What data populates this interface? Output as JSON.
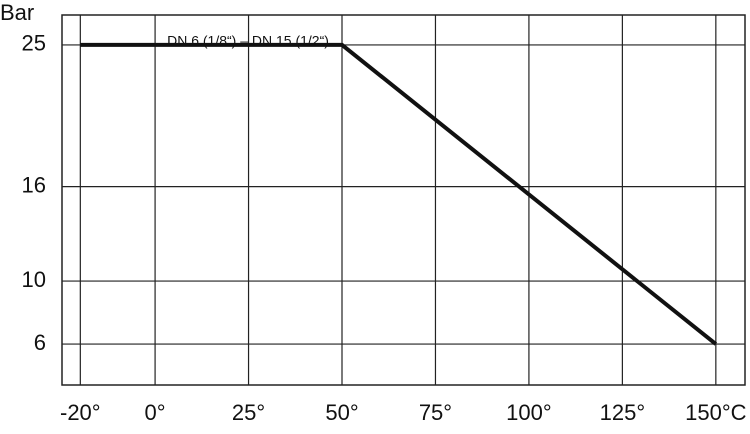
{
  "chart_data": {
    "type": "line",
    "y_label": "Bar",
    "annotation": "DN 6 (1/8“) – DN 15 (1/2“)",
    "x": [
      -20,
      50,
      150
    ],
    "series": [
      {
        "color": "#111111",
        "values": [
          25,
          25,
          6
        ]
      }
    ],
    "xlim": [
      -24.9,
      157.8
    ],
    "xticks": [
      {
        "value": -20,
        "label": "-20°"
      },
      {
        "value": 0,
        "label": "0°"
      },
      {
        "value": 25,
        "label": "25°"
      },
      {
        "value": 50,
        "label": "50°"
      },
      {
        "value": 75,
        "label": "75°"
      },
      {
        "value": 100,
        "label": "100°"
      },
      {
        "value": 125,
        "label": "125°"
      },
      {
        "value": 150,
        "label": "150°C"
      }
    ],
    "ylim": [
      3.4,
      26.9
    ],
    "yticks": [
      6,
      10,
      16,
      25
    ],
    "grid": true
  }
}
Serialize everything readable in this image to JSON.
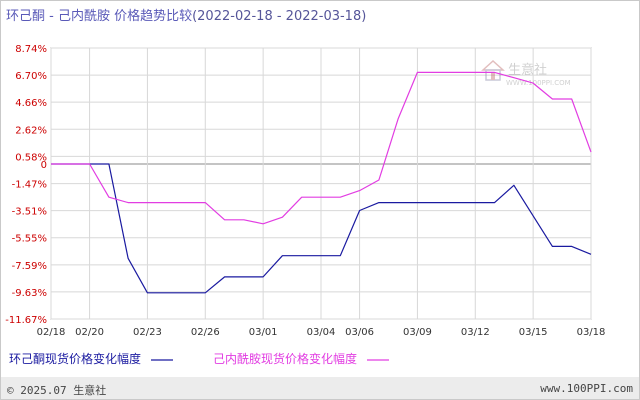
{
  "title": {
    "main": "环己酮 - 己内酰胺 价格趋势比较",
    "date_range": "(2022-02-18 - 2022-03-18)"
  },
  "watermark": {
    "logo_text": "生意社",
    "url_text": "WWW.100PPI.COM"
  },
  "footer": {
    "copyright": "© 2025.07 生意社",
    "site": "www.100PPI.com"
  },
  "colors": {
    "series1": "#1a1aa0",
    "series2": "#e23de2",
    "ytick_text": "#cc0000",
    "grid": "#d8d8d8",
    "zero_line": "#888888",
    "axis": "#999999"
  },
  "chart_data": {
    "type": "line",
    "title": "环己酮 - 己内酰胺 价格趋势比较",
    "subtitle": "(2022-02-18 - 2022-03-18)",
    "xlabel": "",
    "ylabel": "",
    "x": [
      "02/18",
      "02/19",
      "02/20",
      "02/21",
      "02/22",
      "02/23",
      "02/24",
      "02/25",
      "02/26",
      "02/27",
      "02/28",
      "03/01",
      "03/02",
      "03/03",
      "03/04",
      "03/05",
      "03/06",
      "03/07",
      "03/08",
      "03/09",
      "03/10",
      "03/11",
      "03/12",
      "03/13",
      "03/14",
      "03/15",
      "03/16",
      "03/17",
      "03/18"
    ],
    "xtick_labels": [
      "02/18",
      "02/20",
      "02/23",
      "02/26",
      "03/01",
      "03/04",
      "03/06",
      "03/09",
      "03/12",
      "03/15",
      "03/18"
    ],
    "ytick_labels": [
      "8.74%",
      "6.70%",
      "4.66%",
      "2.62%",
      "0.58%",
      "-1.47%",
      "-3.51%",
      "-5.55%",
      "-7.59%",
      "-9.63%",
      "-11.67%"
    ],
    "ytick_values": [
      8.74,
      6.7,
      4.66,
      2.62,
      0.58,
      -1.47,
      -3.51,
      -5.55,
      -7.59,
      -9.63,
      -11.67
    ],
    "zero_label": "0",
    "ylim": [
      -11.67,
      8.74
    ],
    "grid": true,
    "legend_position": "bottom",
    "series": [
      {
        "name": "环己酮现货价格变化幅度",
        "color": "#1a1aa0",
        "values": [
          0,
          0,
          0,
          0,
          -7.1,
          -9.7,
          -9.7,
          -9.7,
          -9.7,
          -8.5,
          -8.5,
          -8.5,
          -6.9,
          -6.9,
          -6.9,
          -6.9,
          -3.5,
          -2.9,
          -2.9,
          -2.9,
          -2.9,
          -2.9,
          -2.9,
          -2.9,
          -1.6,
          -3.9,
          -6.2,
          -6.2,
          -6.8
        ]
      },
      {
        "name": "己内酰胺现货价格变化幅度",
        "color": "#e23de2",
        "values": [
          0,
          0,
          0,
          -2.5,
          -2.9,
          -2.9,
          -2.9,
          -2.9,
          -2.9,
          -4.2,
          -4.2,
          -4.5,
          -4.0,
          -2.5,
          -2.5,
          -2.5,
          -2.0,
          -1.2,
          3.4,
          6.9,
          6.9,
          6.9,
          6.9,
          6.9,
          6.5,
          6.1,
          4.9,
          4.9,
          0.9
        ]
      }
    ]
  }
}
────────────────
Pick out the lines containing the string "this" and show them.

§ Expected output
What data populates this interface? Output as JSON.
Serialize everything readable in this image to JSON.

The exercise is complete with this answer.